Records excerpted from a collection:

=-=-=

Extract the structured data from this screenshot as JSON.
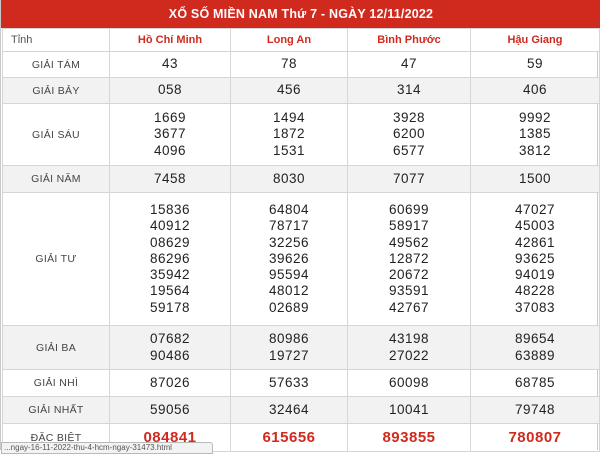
{
  "title": "XỔ SỐ MIỀN NAM Thứ 7 - NGÀY 12/11/2022",
  "header": {
    "label": "Tỉnh",
    "provinces": [
      "Hồ Chí Minh",
      "Long An",
      "Bình Phước",
      "Hậu Giang"
    ]
  },
  "prizes": {
    "g8": {
      "label": "GIẢI TÁM",
      "values": [
        [
          "43"
        ],
        [
          "78"
        ],
        [
          "47"
        ],
        [
          "59"
        ]
      ]
    },
    "g7": {
      "label": "GIẢI BẢY",
      "values": [
        [
          "058"
        ],
        [
          "456"
        ],
        [
          "314"
        ],
        [
          "406"
        ]
      ]
    },
    "g6": {
      "label": "GIẢI SÁU",
      "values": [
        [
          "1669",
          "3677",
          "4096"
        ],
        [
          "1494",
          "1872",
          "1531"
        ],
        [
          "3928",
          "6200",
          "6577"
        ],
        [
          "9992",
          "1385",
          "3812"
        ]
      ]
    },
    "g5": {
      "label": "GIẢI NĂM",
      "values": [
        [
          "7458"
        ],
        [
          "8030"
        ],
        [
          "7077"
        ],
        [
          "1500"
        ]
      ]
    },
    "g4": {
      "label": "GIẢI TƯ",
      "values": [
        [
          "15836",
          "40912",
          "08629",
          "86296",
          "35942",
          "19564",
          "59178"
        ],
        [
          "64804",
          "78717",
          "32256",
          "39626",
          "95594",
          "48012",
          "02689"
        ],
        [
          "60699",
          "58917",
          "49562",
          "12872",
          "20672",
          "93591",
          "42767"
        ],
        [
          "47027",
          "45003",
          "42861",
          "93625",
          "94019",
          "48228",
          "37083"
        ]
      ]
    },
    "g3": {
      "label": "GIẢI BA",
      "values": [
        [
          "07682",
          "90486"
        ],
        [
          "80986",
          "19727"
        ],
        [
          "43198",
          "27022"
        ],
        [
          "89654",
          "63889"
        ]
      ]
    },
    "g2": {
      "label": "GIẢI NHÌ",
      "values": [
        [
          "87026"
        ],
        [
          "57633"
        ],
        [
          "60098"
        ],
        [
          "68785"
        ]
      ]
    },
    "g1": {
      "label": "GIẢI NHẤT",
      "values": [
        [
          "59056"
        ],
        [
          "32464"
        ],
        [
          "10041"
        ],
        [
          "79748"
        ]
      ]
    },
    "db": {
      "label": "ĐẶC BIỆT",
      "values": [
        [
          "084841"
        ],
        [
          "615656"
        ],
        [
          "893855"
        ],
        [
          "780807"
        ]
      ]
    }
  },
  "status_url": "...ngay-16-11-2022-thu-4-hcm-ngay-31473.html",
  "colors": {
    "accent": "#d02a1f",
    "alt_row": "#f2f2f2"
  }
}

=-=-=

Your answer should be a single number: the count of lines that contain "GIẢI".

[Exercise response] 8